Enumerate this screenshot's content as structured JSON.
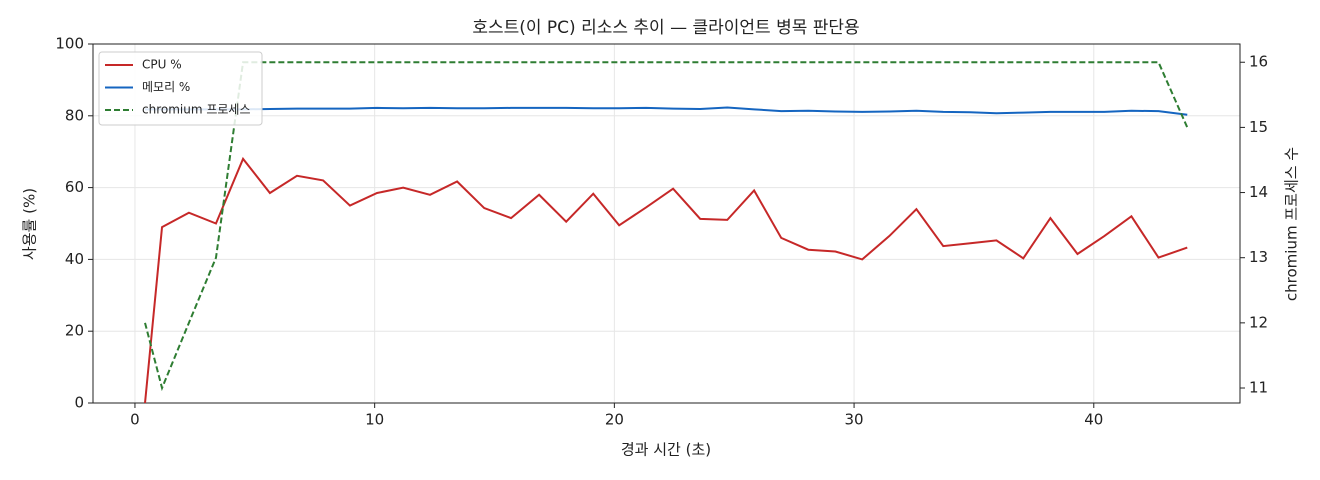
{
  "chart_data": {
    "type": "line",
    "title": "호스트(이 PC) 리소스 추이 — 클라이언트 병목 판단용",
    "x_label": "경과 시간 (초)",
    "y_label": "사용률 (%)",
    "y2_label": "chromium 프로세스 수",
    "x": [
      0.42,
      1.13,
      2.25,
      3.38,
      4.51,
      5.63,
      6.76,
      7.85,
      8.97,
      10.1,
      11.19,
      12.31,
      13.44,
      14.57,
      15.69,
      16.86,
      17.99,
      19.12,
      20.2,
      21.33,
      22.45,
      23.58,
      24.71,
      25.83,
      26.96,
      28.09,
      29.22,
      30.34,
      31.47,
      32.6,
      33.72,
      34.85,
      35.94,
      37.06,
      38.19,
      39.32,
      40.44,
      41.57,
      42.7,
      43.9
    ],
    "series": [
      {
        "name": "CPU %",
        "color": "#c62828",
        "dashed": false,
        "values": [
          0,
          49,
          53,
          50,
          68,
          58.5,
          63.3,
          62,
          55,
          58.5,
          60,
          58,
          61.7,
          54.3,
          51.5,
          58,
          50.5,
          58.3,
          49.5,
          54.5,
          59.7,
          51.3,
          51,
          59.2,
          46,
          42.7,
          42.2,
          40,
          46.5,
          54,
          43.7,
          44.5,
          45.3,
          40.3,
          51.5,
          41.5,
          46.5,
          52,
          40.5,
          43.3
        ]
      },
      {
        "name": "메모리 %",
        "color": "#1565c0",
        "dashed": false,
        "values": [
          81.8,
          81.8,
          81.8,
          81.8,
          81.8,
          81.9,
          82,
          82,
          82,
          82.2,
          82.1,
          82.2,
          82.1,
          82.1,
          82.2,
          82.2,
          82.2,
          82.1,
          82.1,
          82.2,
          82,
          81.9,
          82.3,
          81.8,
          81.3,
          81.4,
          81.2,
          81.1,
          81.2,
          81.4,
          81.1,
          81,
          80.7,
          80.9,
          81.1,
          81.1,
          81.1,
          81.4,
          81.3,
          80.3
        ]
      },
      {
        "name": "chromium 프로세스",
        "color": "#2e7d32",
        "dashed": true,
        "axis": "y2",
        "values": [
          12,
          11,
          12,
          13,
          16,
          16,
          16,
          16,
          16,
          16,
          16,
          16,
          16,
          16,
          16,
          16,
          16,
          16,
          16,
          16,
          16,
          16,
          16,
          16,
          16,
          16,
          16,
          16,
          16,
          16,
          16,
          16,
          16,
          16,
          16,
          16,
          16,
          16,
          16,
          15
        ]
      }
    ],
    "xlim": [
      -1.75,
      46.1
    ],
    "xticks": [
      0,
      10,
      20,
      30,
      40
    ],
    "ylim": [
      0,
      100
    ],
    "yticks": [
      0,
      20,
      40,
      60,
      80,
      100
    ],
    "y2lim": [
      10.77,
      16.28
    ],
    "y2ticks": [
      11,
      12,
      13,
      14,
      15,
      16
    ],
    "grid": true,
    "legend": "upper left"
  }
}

..........

» STATED TASK
Go through the material and copy out every line with "color" in it.

» RESULT OF THE TASK
        "color": "#c62828",
        "color": "#1565c0",
        "color": "#2e7d32",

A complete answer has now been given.